◆ **Exercise materials**
::::::::
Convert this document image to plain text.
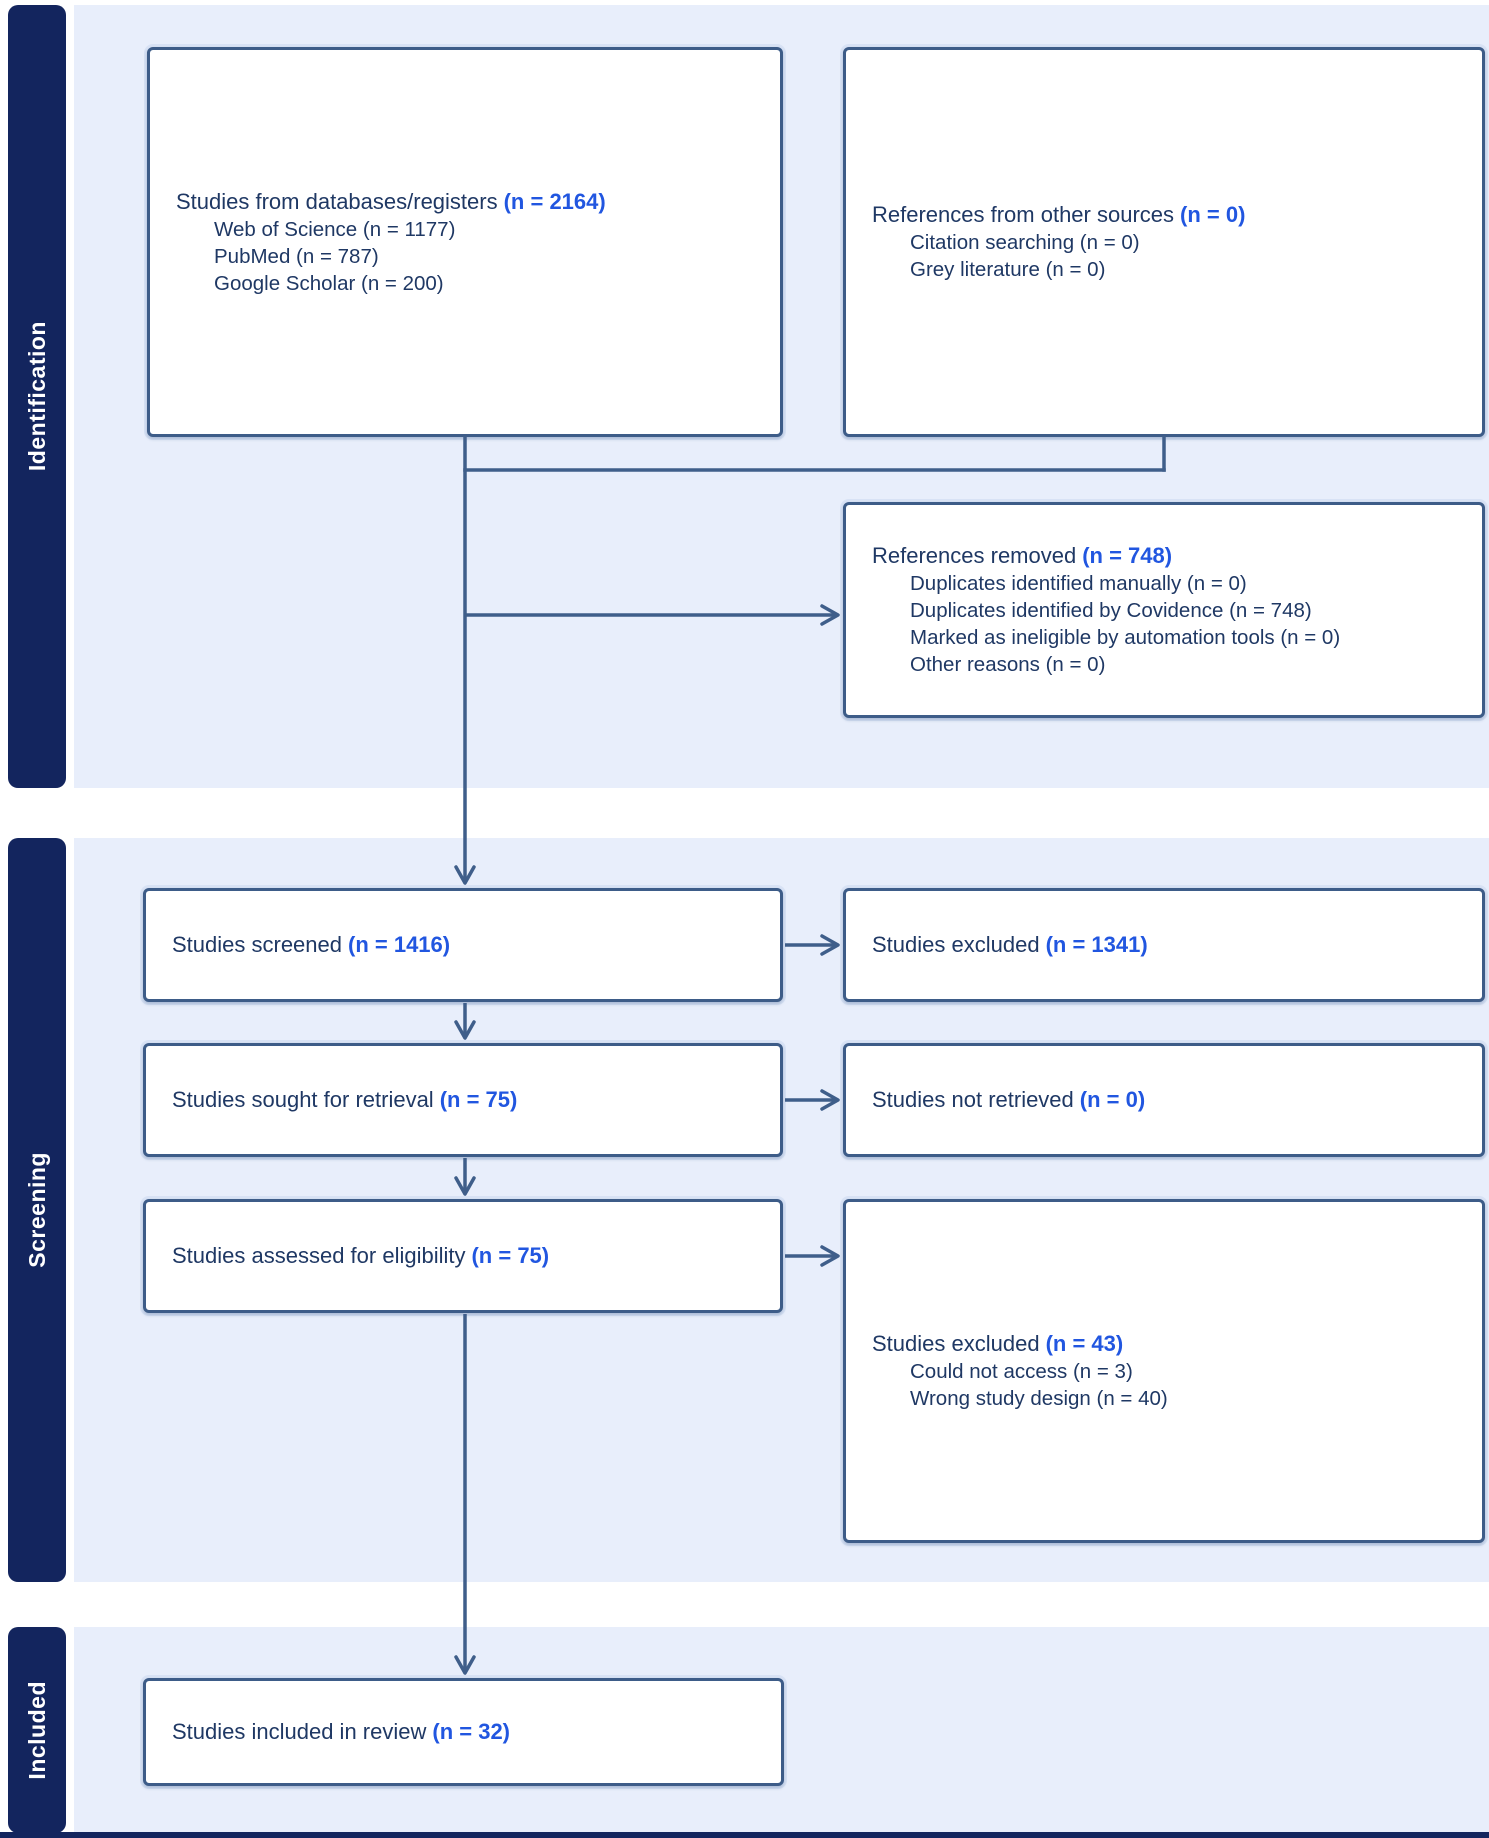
Identification
Screening
Included
Studies from databases/registers (n = 2164)
Web of Science (n = 1177)
PubMed (n = 787)
Google Scholar (n = 200)
References from other sources (n = 0)
Citation searching (n = 0)
Grey literature (n = 0)
References removed (n = 748)
Duplicates identified manually (n = 0)
Duplicates identified by Covidence (n = 748)
Marked as ineligible by automation tools (n = 0)
Other reasons (n = 0)
Studies screened (n = 1416)	Studies excluded (n = 1341)
Studies sought for retrieval (n = 75)	Studies not retrieved (n = 0)
Studies assessed for eligibility (n = 75)
Studies excluded (n = 43)
Could not access (n = 3)
Wrong study design (n = 40)
Studies included in review (n = 32)
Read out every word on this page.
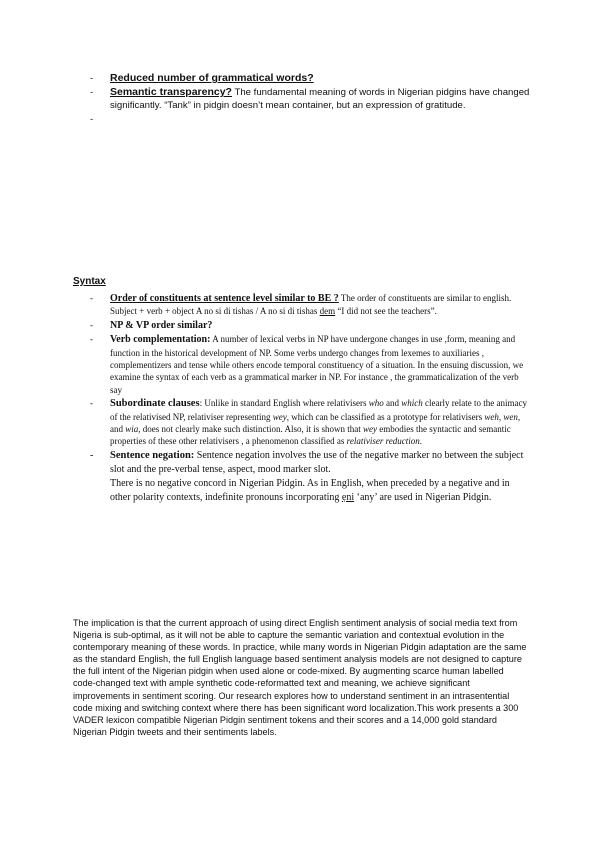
- Reduced number of grammatical words?
- Semantic transparency? The fundamental meaning of words in Nigerian pidgins have changed significantly. “Tank” in pidgin doesn’t mean container, but an expression of gratitude.
-

Syntax
- Order of constituents at sentence level similar to BE ? The order of constituents are similar to english. Subject + verb + object A no si di tishas / A no si di tishas dem “I did not see the teachers”.
- NP & VP order similar?
- Verb complementation: A number of lexical verbs in NP have undergone changes in use ,form, meaning and function in the historical development of NP. Some verbs undergo changes from lexemes to auxiliaries , complementizers and tense while others encode temporal constituency of a situation. In the ensuing discussion, we examine the syntax of each verb as a grammatical marker in NP. For instance , the grammaticalization of the verb say
- Subordinate clauses: Unlike in standard English where relativisers who and which clearly relate to the animacy of the relativised NP, relativiser representing wey, which can be classified as a prototype for relativisers weh, wen, and wia, does not clearly make such distinction. Also, it is shown that wey embodies the syntactic and semantic properties of these other relativisers , a phenomenon classified as relativiser reduction.
- Sentence negation: Sentence negation involves the use of the negative marker no between the subject slot and the pre-verbal tense, aspect, mood marker slot.
There is no negative concord in Nigerian Pidgin. As in English, when preceded by a negative and in other polarity contexts, indefinite pronouns incorporating ẹni ‘any’ are used in Nigerian Pidgin.

The implication is that the current approach of using direct English sentiment analysis of social media text from Nigeria is sub-optimal, as it will not be able to capture the semantic variation and contextual evolution in the contemporary meaning of these words. In practice, while many words in Nigerian Pidgin adaptation are the same as the standard English, the full English language based sentiment analysis models are not designed to capture the full intent of the Nigerian pidgin when used alone or code-mixed. By augmenting scarce human labelled code-changed text with ample synthetic code-reformatted text and meaning, we achieve significant improvements in sentiment scoring. Our research explores how to understand sentiment in an intrasentential code mixing and switching context where there has been significant word localization.This work presents a 300 VADER lexicon compatible Nigerian Pidgin sentiment tokens and their scores and a 14,000 gold standard Nigerian Pidgin tweets and their sentiments labels.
::::::::
◆ **Your goal**
Pictures stay out of the copy; please restate every record above exactly.

◆ **Answer for this exercise**
Convert this document image to plain text.
Identification
Screening
Included
Studies from databases/registers (n = 2164)
Web of Science (n = 1177)
PubMed (n = 787)
Google Scholar (n = 200)
References from other sources (n = 0)
Citation searching (n = 0)
Grey literature (n = 0)
References removed (n = 748)
Duplicates identified manually (n = 0)
Duplicates identified by Covidence (n = 748)
Marked as ineligible by automation tools (n = 0)
Other reasons (n = 0)
Studies screened (n = 1416)	Studies excluded (n = 1341)
Studies sought for retrieval (n = 75)	Studies not retrieved (n = 0)
Studies assessed for eligibility (n = 75)
Studies excluded (n = 43)
Could not access (n = 3)
Wrong study design (n = 40)
Studies included in review (n = 32)
Read out every word on this page.
- Reduced number of grammatical words?
- Semantic transparency? The fundamental meaning of words in Nigerian pidgins have changed significantly. “Tank” in pidgin doesn’t mean container, but an expression of gratitude.
-

Syntax
- Order of constituents at sentence level similar to BE ? The order of constituents are similar to english. Subject + verb + object A no si di tishas / A no si di tishas dem “I did not see the teachers”.
- NP & VP order similar?
- Verb complementation: A number of lexical verbs in NP have undergone changes in use ,form, meaning and function in the historical development of NP. Some verbs undergo changes from lexemes to auxiliaries , complementizers and tense while others encode temporal constituency of a situation. In the ensuing discussion, we examine the syntax of each verb as a grammatical marker in NP. For instance , the grammaticalization of the verb say
- Subordinate clauses: Unlike in standard English where relativisers who and which clearly relate to the animacy of the relativised NP, relativiser representing wey, which can be classified as a prototype for relativisers weh, wen, and wia, does not clearly make such distinction. Also, it is shown that wey embodies the syntactic and semantic properties of these other relativisers , a phenomenon classified as relativiser reduction.
- Sentence negation: Sentence negation involves the use of the negative marker no between the subject slot and the pre-verbal tense, aspect, mood marker slot.
There is no negative concord in Nigerian Pidgin. As in English, when preceded by a negative and in other polarity contexts, indefinite pronouns incorporating ẹni ‘any’ are used in Nigerian Pidgin.

The implication is that the current approach of using direct English sentiment analysis of social media text from Nigeria is sub-optimal, as it will not be able to capture the semantic variation and contextual evolution in the contemporary meaning of these words. In practice, while many words in Nigerian Pidgin adaptation are the same as the standard English, the full English language based sentiment analysis models are not designed to capture the full intent of the Nigerian pidgin when used alone or code-mixed. By augmenting scarce human labelled code-changed text with ample synthetic code-reformatted text and meaning, we achieve significant improvements in sentiment scoring. Our research explores how to understand sentiment in an intrasentential code mixing and switching context where there has been significant word localization.This work presents a 300 VADER lexicon compatible Nigerian Pidgin sentiment tokens and their scores and a 14,000 gold standard Nigerian Pidgin tweets and their sentiments labels.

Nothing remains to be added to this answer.